-- DATASET RECORDS start --

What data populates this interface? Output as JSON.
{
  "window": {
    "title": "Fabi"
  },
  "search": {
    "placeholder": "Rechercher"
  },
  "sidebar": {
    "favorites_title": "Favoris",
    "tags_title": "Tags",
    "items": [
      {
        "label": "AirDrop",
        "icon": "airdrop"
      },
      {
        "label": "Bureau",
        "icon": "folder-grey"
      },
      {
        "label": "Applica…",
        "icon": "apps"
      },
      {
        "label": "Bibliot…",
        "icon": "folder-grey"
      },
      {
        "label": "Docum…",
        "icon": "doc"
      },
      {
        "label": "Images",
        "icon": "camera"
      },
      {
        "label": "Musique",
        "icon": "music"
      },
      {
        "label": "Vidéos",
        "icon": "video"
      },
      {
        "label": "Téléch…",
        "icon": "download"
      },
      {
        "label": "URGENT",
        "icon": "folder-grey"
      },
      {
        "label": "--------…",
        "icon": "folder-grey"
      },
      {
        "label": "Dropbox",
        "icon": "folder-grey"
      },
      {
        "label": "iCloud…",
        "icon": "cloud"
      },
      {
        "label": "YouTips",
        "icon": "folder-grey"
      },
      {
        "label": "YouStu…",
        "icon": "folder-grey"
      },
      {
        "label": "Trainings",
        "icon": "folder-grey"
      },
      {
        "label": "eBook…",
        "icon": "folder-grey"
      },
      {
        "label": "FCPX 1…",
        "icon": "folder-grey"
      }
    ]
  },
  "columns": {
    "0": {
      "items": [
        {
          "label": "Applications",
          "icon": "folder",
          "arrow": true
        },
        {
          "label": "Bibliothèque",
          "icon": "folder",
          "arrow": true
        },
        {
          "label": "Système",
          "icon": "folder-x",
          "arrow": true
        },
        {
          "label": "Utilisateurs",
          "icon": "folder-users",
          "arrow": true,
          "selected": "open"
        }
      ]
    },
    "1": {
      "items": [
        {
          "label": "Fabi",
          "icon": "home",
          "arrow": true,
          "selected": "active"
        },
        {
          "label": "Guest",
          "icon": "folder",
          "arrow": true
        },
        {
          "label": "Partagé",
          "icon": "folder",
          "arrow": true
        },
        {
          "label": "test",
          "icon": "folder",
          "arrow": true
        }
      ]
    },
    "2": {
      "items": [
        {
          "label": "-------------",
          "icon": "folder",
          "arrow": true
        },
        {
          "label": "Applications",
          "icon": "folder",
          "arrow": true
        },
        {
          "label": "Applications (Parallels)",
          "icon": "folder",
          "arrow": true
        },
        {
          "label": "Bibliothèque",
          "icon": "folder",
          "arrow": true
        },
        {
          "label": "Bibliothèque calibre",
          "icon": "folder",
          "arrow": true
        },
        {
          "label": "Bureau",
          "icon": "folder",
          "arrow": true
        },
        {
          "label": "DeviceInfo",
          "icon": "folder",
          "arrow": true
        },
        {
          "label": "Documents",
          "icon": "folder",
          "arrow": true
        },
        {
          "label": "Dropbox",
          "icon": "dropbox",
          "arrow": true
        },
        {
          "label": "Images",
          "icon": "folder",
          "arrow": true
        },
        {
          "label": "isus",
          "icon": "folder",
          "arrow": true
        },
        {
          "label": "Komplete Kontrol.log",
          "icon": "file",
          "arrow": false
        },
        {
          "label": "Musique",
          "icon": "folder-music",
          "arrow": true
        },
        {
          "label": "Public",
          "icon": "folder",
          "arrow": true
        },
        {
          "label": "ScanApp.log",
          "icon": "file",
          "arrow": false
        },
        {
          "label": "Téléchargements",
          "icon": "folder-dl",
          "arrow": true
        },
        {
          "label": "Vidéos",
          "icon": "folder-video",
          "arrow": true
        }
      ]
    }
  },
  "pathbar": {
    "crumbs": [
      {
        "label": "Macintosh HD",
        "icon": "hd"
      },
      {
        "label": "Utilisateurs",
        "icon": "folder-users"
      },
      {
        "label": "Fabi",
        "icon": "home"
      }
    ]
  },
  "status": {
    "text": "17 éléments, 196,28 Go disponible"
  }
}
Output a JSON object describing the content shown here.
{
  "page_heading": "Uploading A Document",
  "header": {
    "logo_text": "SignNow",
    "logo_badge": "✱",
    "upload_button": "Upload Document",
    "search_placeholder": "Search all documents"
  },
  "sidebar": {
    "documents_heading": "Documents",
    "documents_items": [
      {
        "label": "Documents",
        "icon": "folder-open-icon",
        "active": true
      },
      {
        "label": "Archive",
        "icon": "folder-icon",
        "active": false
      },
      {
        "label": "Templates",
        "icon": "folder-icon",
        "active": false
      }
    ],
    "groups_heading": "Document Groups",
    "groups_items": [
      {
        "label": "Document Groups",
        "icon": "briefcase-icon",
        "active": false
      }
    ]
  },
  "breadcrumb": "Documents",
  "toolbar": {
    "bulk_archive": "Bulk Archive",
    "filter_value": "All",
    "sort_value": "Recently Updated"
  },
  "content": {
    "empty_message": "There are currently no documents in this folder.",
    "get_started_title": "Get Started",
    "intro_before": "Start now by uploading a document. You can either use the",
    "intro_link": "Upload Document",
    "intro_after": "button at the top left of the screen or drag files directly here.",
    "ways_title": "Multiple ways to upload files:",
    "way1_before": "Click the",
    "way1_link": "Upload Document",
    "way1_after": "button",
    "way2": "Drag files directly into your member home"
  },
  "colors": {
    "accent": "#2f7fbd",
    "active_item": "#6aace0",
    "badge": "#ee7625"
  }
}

-- DATASET RECORDS end --

● SET PROBLEM: Each line holding "Archive" must be found and copied.

● RESULT FOR THIS EXERCISE:
        "label": "Archive",
    "bulk_archive": "Bulk Archive",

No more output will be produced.